◆ The problem:
Write out the listing beneath this instruction in its entirety, exactly as it reads.

◆ Input rows:
╭──

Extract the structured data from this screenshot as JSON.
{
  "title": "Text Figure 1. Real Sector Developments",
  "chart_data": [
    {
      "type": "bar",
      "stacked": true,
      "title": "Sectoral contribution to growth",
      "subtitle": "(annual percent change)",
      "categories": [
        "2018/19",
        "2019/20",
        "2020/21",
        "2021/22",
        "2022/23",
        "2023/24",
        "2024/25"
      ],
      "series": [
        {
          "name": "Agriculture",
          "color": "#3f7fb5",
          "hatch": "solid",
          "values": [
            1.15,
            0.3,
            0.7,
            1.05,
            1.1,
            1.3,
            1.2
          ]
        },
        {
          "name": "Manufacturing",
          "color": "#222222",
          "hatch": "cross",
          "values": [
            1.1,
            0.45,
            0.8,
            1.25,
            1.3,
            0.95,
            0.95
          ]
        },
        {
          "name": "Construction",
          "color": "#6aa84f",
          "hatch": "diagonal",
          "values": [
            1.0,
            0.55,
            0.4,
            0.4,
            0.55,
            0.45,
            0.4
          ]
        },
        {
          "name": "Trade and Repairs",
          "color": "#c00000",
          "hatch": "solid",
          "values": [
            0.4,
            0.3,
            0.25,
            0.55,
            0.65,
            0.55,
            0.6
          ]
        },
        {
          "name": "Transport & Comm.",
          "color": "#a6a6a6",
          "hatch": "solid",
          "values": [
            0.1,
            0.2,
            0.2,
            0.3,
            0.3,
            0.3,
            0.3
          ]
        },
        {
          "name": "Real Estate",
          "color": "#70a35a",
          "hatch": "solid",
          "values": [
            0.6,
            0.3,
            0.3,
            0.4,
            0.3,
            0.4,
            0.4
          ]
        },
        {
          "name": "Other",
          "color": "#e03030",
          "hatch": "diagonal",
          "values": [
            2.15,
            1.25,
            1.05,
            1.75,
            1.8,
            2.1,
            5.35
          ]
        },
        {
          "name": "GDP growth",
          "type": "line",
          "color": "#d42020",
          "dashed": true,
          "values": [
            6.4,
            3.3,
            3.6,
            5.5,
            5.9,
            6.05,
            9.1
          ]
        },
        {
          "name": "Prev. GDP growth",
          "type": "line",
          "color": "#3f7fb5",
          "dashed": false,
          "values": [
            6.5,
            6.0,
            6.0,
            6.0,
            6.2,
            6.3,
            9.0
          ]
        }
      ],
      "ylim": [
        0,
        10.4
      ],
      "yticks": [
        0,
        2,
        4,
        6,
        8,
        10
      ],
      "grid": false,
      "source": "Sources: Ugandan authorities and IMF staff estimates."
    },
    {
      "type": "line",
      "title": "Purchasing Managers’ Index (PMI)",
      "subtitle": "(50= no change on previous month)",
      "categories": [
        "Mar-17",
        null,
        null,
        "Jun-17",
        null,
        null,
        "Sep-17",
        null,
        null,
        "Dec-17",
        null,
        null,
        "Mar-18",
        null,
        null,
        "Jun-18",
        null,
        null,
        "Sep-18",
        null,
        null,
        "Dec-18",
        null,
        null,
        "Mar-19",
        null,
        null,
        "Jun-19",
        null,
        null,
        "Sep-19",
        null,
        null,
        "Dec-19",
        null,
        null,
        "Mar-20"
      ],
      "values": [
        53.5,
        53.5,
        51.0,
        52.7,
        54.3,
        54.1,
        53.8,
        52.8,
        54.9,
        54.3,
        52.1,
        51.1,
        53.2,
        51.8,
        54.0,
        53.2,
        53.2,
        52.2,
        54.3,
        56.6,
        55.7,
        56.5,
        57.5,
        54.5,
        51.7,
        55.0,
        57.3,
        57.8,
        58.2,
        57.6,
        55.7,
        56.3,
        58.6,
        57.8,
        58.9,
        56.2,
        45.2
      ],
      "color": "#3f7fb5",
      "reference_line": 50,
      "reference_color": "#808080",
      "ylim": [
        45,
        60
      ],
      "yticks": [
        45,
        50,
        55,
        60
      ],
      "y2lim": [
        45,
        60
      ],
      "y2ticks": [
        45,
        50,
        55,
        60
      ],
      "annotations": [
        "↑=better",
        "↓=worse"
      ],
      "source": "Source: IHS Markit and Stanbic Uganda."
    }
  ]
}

╰──

◆ Finished answer:
Extract the structured data from this screenshot as JSON.
{
  "title": "Text Figure 1. Real Sector Developments",
  "chart_data": [
    {
      "type": "bar",
      "stacked": true,
      "title": "Sectoral contribution to growth",
      "subtitle": "(annual percent change)",
      "categories": [
        "2018/19",
        "2019/20",
        "2020/21",
        "2021/22",
        "2022/23",
        "2023/24",
        "2024/25"
      ],
      "series": [
        {
          "name": "Agriculture",
          "color": "#3f7fb5",
          "hatch": "solid",
          "values": [
            1.15,
            0.3,
            0.7,
            1.05,
            1.1,
            1.3,
            1.2
          ]
        },
        {
          "name": "Manufacturing",
          "color": "#222222",
          "hatch": "cross",
          "values": [
            1.1,
            0.45,
            0.8,
            1.25,
            1.3,
            0.95,
            0.95
          ]
        },
        {
          "name": "Construction",
          "color": "#6aa84f",
          "hatch": "diagonal",
          "values": [
            1.0,
            0.55,
            0.4,
            0.4,
            0.55,
            0.45,
            0.4
          ]
        },
        {
          "name": "Trade and Repairs",
          "color": "#c00000",
          "hatch": "solid",
          "values": [
            0.4,
            0.3,
            0.25,
            0.55,
            0.65,
            0.55,
            0.6
          ]
        },
        {
          "name": "Transport & Comm.",
          "color": "#a6a6a6",
          "hatch": "solid",
          "values": [
            0.1,
            0.2,
            0.2,
            0.3,
            0.3,
            0.3,
            0.3
          ]
        },
        {
          "name": "Real Estate",
          "color": "#70a35a",
          "hatch": "solid",
          "values": [
            0.6,
            0.3,
            0.3,
            0.4,
            0.3,
            0.4,
            0.4
          ]
        },
        {
          "name": "Other",
          "color": "#e03030",
          "hatch": "diagonal",
          "values": [
            2.15,
            1.25,
            1.05,
            1.75,
            1.8,
            2.1,
            5.35
          ]
        },
        {
          "name": "GDP growth",
          "type": "line",
          "color": "#d42020",
          "dashed": true,
          "values": [
            6.4,
            3.3,
            3.6,
            5.5,
            5.9,
            6.05,
            9.1
          ]
        },
        {
          "name": "Prev. GDP growth",
          "type": "line",
          "color": "#3f7fb5",
          "dashed": false,
          "values": [
            6.5,
            6.0,
            6.0,
            6.0,
            6.2,
            6.3,
            9.0
          ]
        }
      ],
      "ylim": [
        0,
        10.4
      ],
      "yticks": [
        0,
        2,
        4,
        6,
        8,
        10
      ],
      "grid": false,
      "source": "Sources: Ugandan authorities and IMF staff estimates."
    },
    {
      "type": "line",
      "title": "Purchasing Managers’ Index (PMI)",
      "subtitle": "(50= no change on previous month)",
      "categories": [
        "Mar-17",
        null,
        null,
        "Jun-17",
        null,
        null,
        "Sep-17",
        null,
        null,
        "Dec-17",
        null,
        null,
        "Mar-18",
        null,
        null,
        "Jun-18",
        null,
        null,
        "Sep-18",
        null,
        null,
        "Dec-18",
        null,
        null,
        "Mar-19",
        null,
        null,
        "Jun-19",
        null,
        null,
        "Sep-19",
        null,
        null,
        "Dec-19",
        null,
        null,
        "Mar-20"
      ],
      "values": [
        53.5,
        53.5,
        51.0,
        52.7,
        54.3,
        54.1,
        53.8,
        52.8,
        54.9,
        54.3,
        52.1,
        51.1,
        53.2,
        51.8,
        54.0,
        53.2,
        53.2,
        52.2,
        54.3,
        56.6,
        55.7,
        56.5,
        57.5,
        54.5,
        51.7,
        55.0,
        57.3,
        57.8,
        58.2,
        57.6,
        55.7,
        56.3,
        58.6,
        57.8,
        58.9,
        56.2,
        45.2
      ],
      "color": "#3f7fb5",
      "reference_line": 50,
      "reference_color": "#808080",
      "ylim": [
        45,
        60
      ],
      "yticks": [
        45,
        50,
        55,
        60
      ],
      "y2lim": [
        45,
        60
      ],
      "y2ticks": [
        45,
        50,
        55,
        60
      ],
      "annotations": [
        "↑=better",
        "↓=worse"
      ],
      "source": "Source: IHS Markit and Stanbic Uganda."
    }
  ]
}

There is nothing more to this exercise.